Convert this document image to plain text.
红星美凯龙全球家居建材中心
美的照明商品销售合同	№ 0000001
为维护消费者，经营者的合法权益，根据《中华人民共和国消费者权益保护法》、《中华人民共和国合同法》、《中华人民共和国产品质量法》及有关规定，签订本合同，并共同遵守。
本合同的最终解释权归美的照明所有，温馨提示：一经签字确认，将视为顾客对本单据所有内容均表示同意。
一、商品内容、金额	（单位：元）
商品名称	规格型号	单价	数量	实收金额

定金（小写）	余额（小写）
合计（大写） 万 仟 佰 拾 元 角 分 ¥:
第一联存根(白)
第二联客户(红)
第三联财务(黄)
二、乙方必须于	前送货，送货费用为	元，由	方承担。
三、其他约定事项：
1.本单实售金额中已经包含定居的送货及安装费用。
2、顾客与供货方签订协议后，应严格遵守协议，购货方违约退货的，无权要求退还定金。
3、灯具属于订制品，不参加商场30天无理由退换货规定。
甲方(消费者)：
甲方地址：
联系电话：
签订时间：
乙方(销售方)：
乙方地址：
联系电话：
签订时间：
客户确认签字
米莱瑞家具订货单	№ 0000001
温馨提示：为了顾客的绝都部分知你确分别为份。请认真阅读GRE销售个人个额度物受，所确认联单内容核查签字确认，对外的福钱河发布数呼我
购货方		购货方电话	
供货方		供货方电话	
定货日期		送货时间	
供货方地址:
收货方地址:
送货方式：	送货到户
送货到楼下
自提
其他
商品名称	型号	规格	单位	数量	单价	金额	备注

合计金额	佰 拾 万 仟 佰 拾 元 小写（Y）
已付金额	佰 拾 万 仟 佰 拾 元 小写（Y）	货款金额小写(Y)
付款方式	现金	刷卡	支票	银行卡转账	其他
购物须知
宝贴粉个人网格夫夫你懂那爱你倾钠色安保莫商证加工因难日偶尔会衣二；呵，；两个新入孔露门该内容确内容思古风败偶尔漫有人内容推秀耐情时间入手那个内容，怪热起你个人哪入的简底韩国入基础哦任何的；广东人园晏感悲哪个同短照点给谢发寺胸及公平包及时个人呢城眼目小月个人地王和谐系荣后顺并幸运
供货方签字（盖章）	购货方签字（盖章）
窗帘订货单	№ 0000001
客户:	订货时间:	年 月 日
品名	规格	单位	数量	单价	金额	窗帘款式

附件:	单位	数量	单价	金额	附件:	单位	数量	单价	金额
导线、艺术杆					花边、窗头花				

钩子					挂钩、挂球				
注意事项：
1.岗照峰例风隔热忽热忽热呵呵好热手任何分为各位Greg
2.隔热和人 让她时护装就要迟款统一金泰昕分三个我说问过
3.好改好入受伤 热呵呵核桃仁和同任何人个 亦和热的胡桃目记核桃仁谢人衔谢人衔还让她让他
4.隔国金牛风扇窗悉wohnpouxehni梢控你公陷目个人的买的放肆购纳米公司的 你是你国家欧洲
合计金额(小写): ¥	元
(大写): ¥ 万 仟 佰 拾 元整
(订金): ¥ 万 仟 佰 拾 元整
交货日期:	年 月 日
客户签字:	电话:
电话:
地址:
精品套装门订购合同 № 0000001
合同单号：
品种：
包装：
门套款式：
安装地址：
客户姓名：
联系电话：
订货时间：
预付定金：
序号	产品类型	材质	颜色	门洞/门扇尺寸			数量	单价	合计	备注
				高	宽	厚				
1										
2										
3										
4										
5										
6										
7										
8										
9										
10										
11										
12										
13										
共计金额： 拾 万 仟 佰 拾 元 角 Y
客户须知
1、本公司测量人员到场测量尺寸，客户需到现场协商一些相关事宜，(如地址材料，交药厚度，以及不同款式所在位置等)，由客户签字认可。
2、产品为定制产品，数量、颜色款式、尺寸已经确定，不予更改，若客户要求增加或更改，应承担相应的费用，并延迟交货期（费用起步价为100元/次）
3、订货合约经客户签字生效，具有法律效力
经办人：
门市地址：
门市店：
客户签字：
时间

▶ **Problem description**: Count the lines in the entries above that include the string "温馨提示", then give only that figure.

▶ **Finished answer**: 2